▶ SET TASK: Print every entry, word for word, and skip the images.

▶ SOURCE DATA:

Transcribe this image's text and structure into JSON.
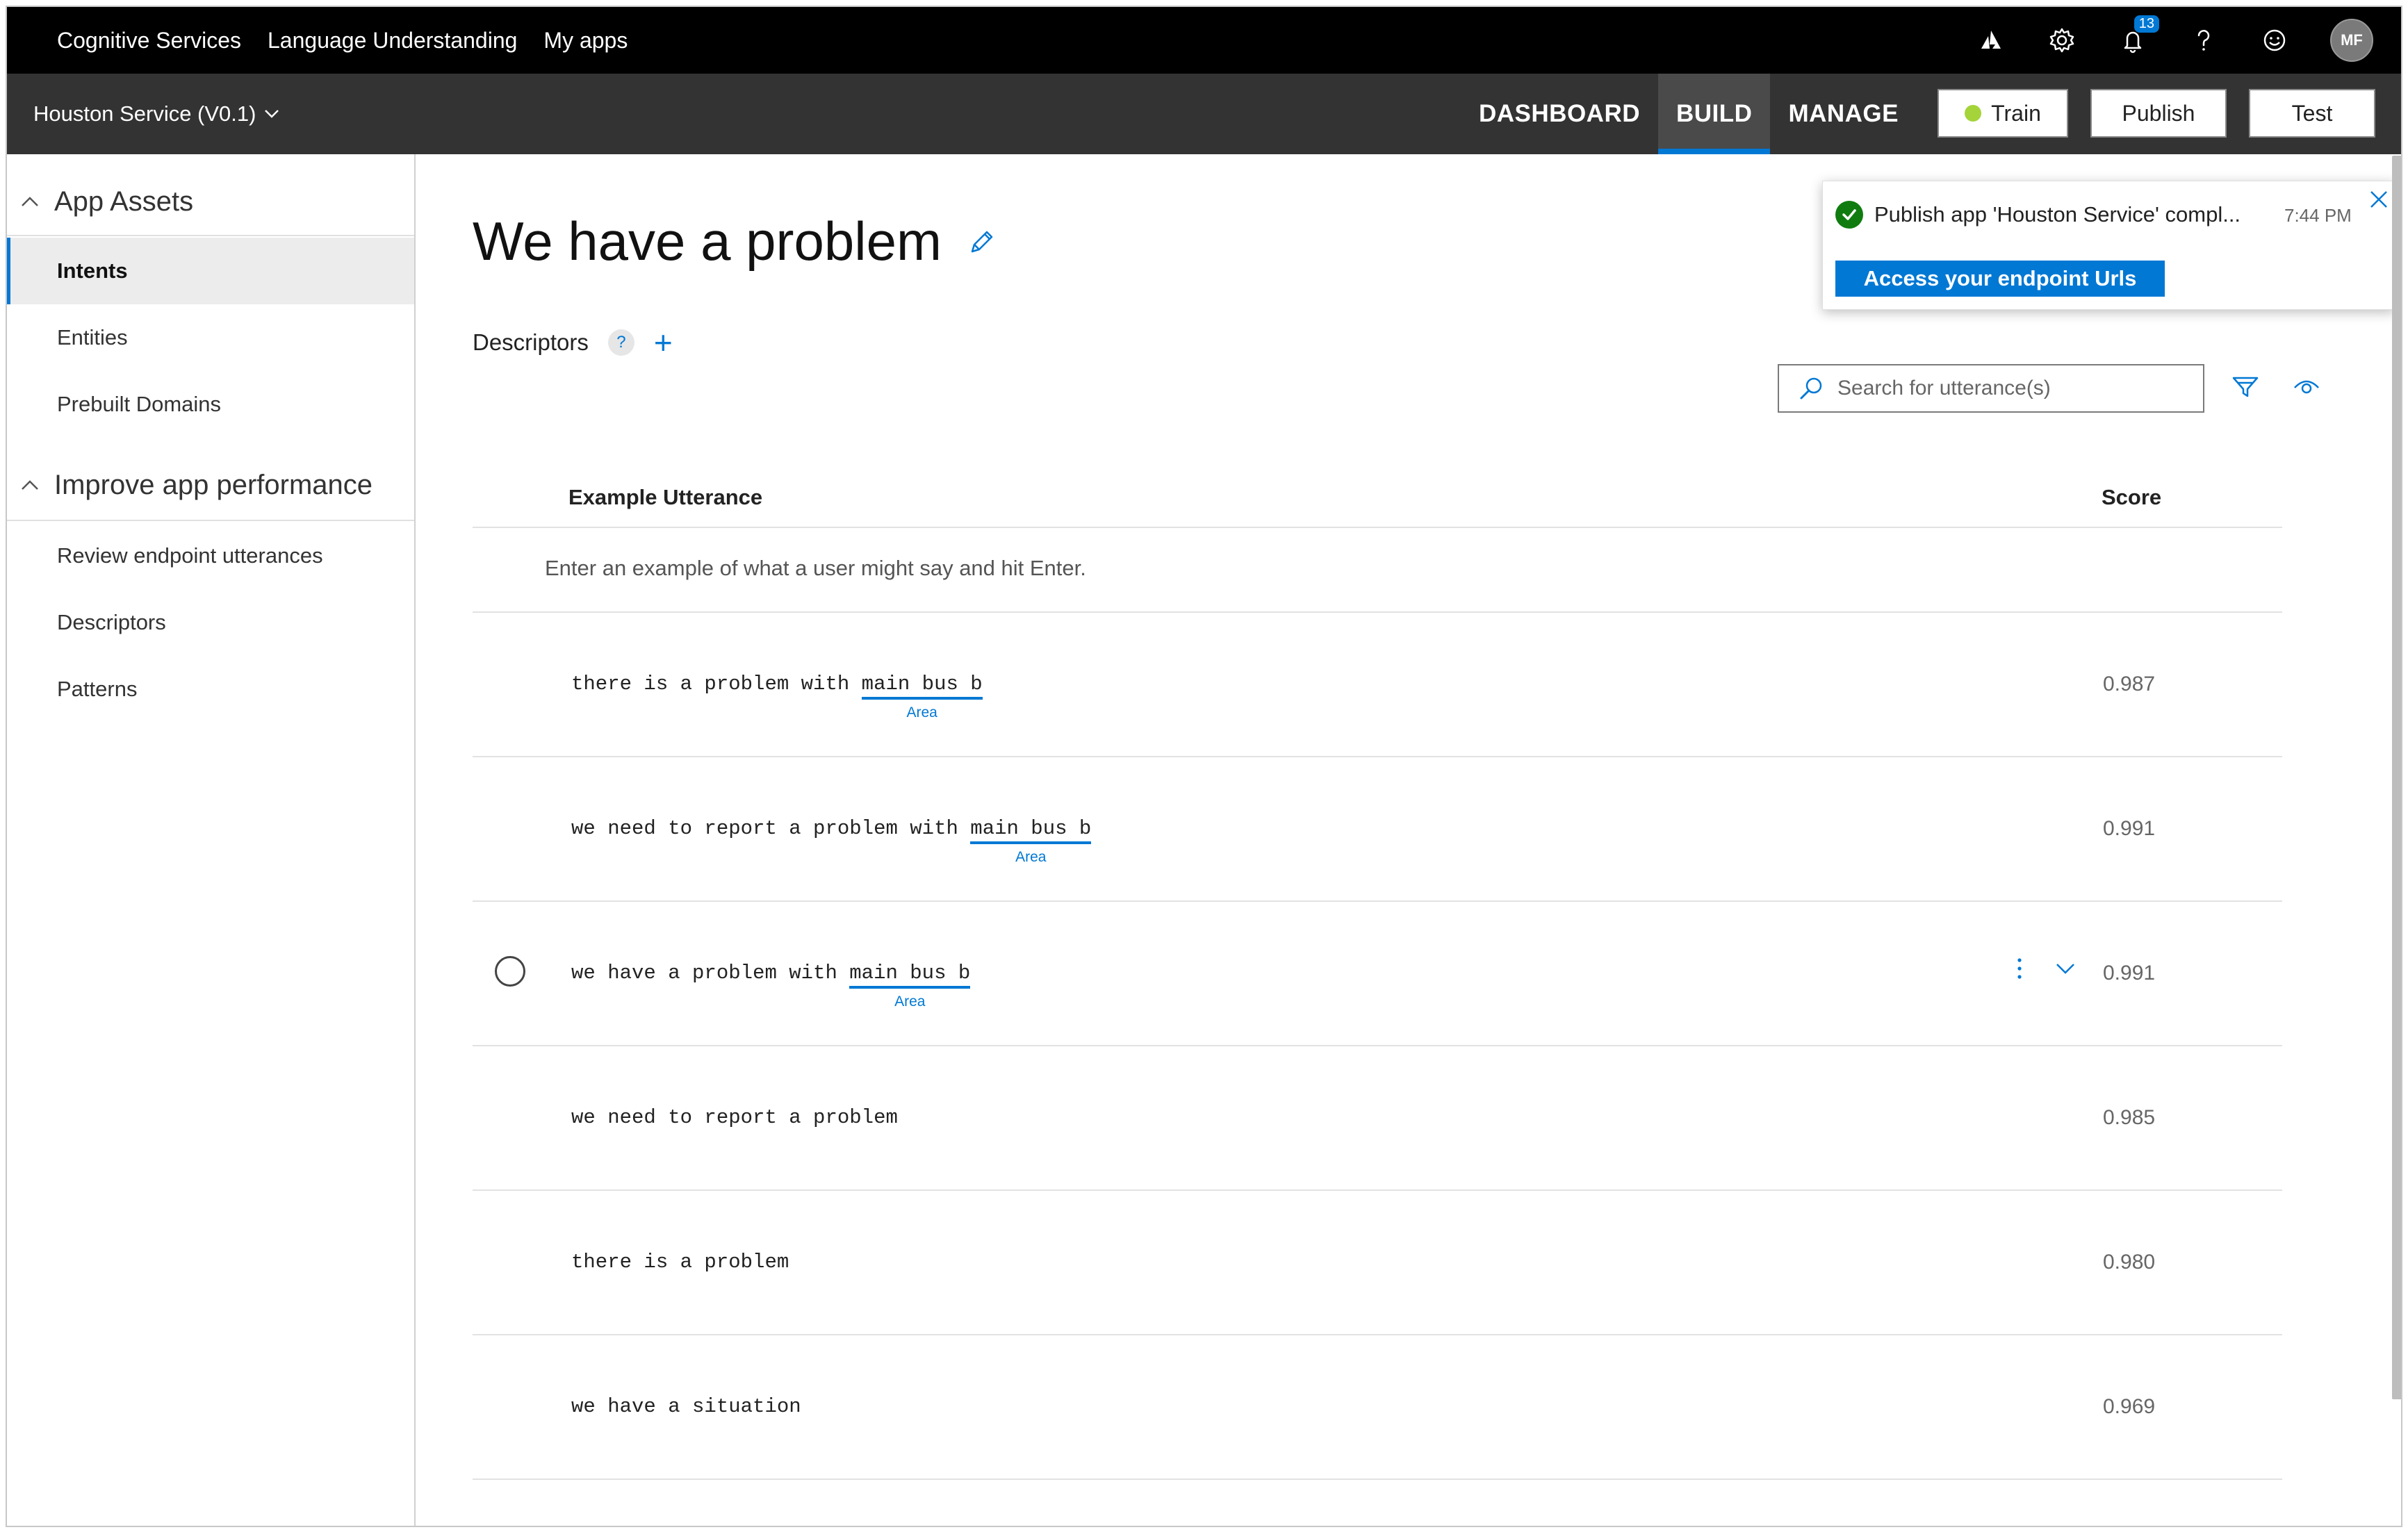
{
  "topbar": {
    "breadcrumbs": [
      "Cognitive Services",
      "Language Understanding",
      "My apps"
    ],
    "notification_count": "13",
    "avatar_initials": "MF",
    "icons": [
      "azure-icon",
      "gear-icon",
      "bell-icon",
      "help-icon",
      "smiley-icon"
    ]
  },
  "appbar": {
    "app_name": "Houston Service (V0.1)",
    "tabs": [
      "DASHBOARD",
      "BUILD",
      "MANAGE"
    ],
    "active_tab": "BUILD",
    "train_label": "Train",
    "publish_label": "Publish",
    "test_label": "Test",
    "train_status_color": "#a4d43a"
  },
  "sidebar": {
    "section1_title": "App Assets",
    "section1_items": [
      "Intents",
      "Entities",
      "Prebuilt Domains"
    ],
    "active_item": "Intents",
    "section2_title": "Improve app performance",
    "section2_items": [
      "Review endpoint utterances",
      "Descriptors",
      "Patterns"
    ]
  },
  "main": {
    "title": "We have a problem",
    "descriptors_label": "Descriptors",
    "help_glyph": "?",
    "search_placeholder": "Search for utterance(s)",
    "col_utterance": "Example Utterance",
    "col_score": "Score",
    "new_utterance_placeholder": "Enter an example of what a user might say and hit Enter.",
    "utterances": [
      {
        "before": "there is a problem with ",
        "entity": "main bus b",
        "entity_label": "Area",
        "after": "",
        "score": "0.987"
      },
      {
        "before": "we need to report a problem with ",
        "entity": "main bus b",
        "entity_label": "Area",
        "after": "",
        "score": "0.991"
      },
      {
        "before": "we have a problem with ",
        "entity": "main bus b",
        "entity_label": "Area",
        "after": "",
        "score": "0.991"
      },
      {
        "before": "we need to report a problem",
        "entity": "",
        "entity_label": "",
        "after": "",
        "score": "0.985"
      },
      {
        "before": "there is a problem",
        "entity": "",
        "entity_label": "",
        "after": "",
        "score": "0.980"
      },
      {
        "before": "we have a situation",
        "entity": "",
        "entity_label": "",
        "after": "",
        "score": "0.969"
      }
    ]
  },
  "notification": {
    "message": "Publish app 'Houston Service' compl...",
    "time": "7:44 PM",
    "action_label": "Access your endpoint Urls"
  },
  "colors": {
    "accent": "#0078d4",
    "topbar_bg": "#000000",
    "appbar_bg": "#333333",
    "success": "#107c10"
  }
}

▶ REPLY:
Transcribe this image's text and structure into JSON.
{
  "topbar": {
    "breadcrumbs": [
      "Cognitive Services",
      "Language Understanding",
      "My apps"
    ],
    "notification_count": "13",
    "avatar_initials": "MF",
    "icons": [
      "azure-icon",
      "gear-icon",
      "bell-icon",
      "help-icon",
      "smiley-icon"
    ]
  },
  "appbar": {
    "app_name": "Houston Service (V0.1)",
    "tabs": [
      "DASHBOARD",
      "BUILD",
      "MANAGE"
    ],
    "active_tab": "BUILD",
    "train_label": "Train",
    "publish_label": "Publish",
    "test_label": "Test",
    "train_status_color": "#a4d43a"
  },
  "sidebar": {
    "section1_title": "App Assets",
    "section1_items": [
      "Intents",
      "Entities",
      "Prebuilt Domains"
    ],
    "active_item": "Intents",
    "section2_title": "Improve app performance",
    "section2_items": [
      "Review endpoint utterances",
      "Descriptors",
      "Patterns"
    ]
  },
  "main": {
    "title": "We have a problem",
    "descriptors_label": "Descriptors",
    "help_glyph": "?",
    "search_placeholder": "Search for utterance(s)",
    "col_utterance": "Example Utterance",
    "col_score": "Score",
    "new_utterance_placeholder": "Enter an example of what a user might say and hit Enter.",
    "utterances": [
      {
        "before": "there is a problem with ",
        "entity": "main bus b",
        "entity_label": "Area",
        "after": "",
        "score": "0.987"
      },
      {
        "before": "we need to report a problem with ",
        "entity": "main bus b",
        "entity_label": "Area",
        "after": "",
        "score": "0.991"
      },
      {
        "before": "we have a problem with ",
        "entity": "main bus b",
        "entity_label": "Area",
        "after": "",
        "score": "0.991"
      },
      {
        "before": "we need to report a problem",
        "entity": "",
        "entity_label": "",
        "after": "",
        "score": "0.985"
      },
      {
        "before": "there is a problem",
        "entity": "",
        "entity_label": "",
        "after": "",
        "score": "0.980"
      },
      {
        "before": "we have a situation",
        "entity": "",
        "entity_label": "",
        "after": "",
        "score": "0.969"
      }
    ]
  },
  "notification": {
    "message": "Publish app 'Houston Service' compl...",
    "time": "7:44 PM",
    "action_label": "Access your endpoint Urls"
  },
  "colors": {
    "accent": "#0078d4",
    "topbar_bg": "#000000",
    "appbar_bg": "#333333",
    "success": "#107c10"
  }
}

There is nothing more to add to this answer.